## Set task
Extract, from the listing that follows, each line containing the word "新修订的".

## Record excerpts
►
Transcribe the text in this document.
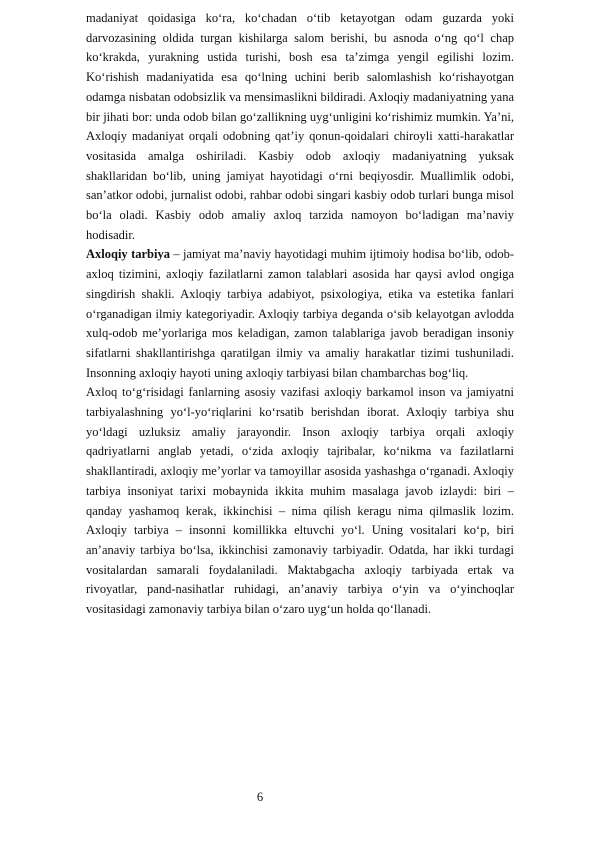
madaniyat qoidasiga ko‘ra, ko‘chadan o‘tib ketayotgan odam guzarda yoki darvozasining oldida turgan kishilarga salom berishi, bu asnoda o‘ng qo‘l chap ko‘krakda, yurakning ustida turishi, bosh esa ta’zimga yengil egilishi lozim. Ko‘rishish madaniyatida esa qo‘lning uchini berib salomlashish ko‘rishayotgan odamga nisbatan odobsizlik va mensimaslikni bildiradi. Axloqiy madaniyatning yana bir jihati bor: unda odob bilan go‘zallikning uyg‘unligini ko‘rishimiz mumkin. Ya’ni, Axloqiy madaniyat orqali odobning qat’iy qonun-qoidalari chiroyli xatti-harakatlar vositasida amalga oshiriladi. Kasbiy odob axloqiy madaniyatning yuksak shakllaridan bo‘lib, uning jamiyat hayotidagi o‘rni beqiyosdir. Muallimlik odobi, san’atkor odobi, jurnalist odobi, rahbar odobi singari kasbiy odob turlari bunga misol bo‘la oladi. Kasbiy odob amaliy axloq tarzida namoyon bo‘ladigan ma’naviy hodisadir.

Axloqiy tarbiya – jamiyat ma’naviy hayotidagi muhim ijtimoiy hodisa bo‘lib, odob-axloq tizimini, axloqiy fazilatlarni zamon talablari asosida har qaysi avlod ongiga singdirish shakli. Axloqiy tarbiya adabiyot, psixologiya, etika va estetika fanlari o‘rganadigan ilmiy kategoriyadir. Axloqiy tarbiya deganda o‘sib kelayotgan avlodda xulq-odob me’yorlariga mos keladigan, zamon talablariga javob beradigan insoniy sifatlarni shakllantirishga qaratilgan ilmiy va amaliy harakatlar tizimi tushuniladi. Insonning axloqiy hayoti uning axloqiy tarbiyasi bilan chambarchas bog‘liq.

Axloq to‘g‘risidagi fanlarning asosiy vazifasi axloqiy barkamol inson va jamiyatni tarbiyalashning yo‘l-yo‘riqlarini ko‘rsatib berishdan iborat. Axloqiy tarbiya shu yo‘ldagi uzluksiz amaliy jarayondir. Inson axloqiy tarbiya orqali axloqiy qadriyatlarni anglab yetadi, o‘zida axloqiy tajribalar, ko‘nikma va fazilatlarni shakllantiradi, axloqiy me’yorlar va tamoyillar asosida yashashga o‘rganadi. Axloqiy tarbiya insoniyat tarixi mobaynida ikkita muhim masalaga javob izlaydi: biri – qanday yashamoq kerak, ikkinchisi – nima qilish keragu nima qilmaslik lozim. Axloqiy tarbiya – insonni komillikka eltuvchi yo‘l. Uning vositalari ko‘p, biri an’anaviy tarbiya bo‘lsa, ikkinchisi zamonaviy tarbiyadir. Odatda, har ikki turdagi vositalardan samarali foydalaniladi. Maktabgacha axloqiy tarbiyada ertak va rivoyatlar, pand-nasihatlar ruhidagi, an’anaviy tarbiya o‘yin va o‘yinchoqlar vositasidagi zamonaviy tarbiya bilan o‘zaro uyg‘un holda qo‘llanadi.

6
◄
►
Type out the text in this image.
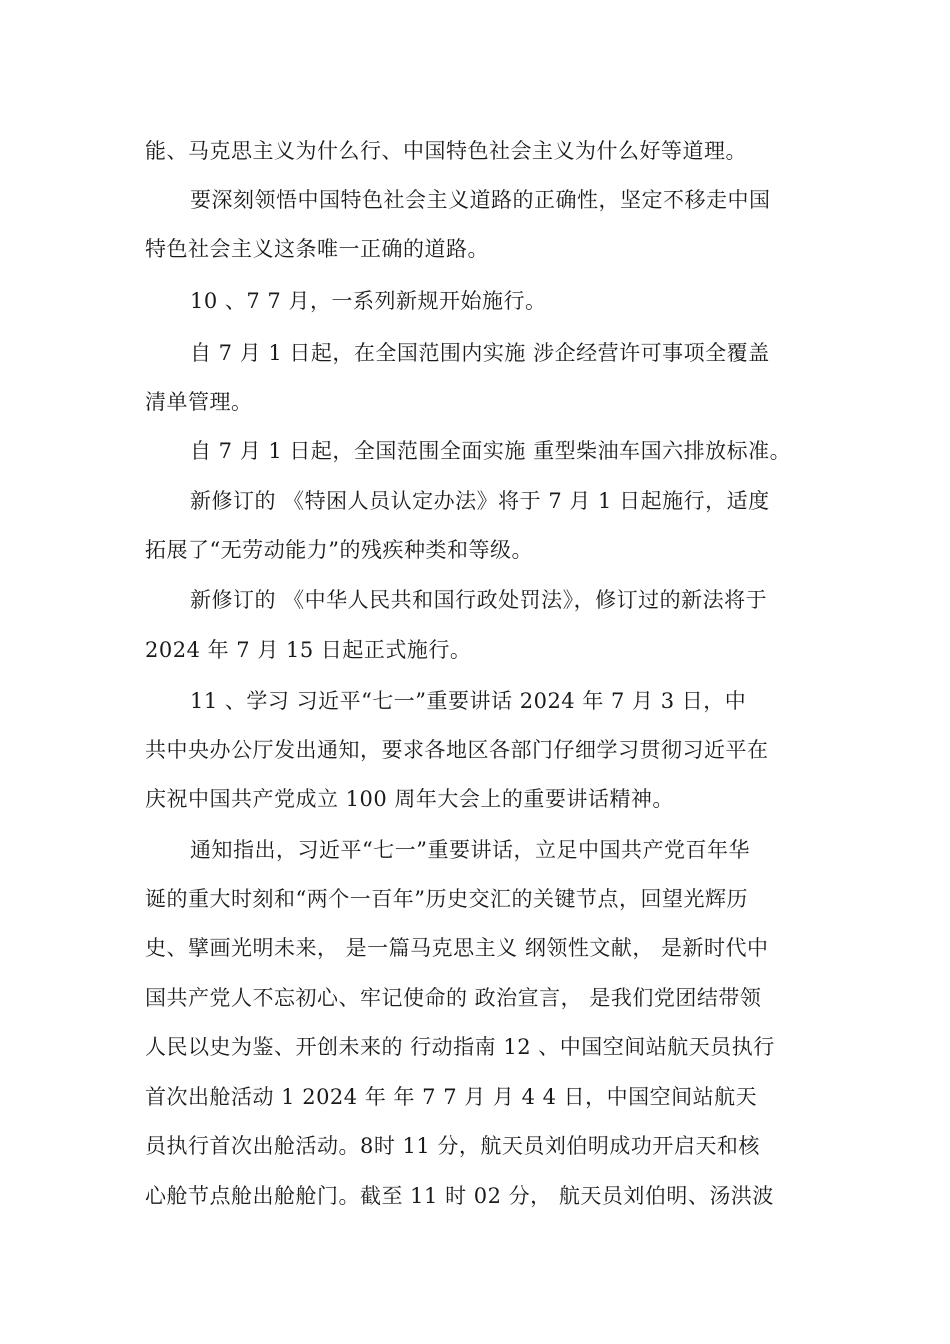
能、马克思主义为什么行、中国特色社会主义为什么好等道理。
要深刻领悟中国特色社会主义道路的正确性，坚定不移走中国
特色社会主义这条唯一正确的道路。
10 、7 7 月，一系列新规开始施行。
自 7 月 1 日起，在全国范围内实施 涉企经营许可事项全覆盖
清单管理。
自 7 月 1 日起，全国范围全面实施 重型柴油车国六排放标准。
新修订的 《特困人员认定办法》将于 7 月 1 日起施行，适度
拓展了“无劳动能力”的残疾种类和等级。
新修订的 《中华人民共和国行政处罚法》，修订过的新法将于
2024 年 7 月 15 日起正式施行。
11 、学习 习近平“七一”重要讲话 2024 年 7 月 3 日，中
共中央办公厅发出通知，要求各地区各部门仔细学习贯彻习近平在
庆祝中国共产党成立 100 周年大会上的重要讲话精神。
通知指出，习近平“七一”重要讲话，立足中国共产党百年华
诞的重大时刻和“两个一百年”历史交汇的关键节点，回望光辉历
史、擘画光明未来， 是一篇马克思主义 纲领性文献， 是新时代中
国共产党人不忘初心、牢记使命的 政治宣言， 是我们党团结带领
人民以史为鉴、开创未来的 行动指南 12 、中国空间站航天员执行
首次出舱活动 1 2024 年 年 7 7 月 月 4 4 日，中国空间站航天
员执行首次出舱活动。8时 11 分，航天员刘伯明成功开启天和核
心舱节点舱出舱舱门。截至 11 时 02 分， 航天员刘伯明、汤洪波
◄
## Correct response
新修订的 《特困人员认定办法》将于 7 月 1 日起施行，适度
新修订的 《中华人民共和国行政处罚法》，修订过的新法将于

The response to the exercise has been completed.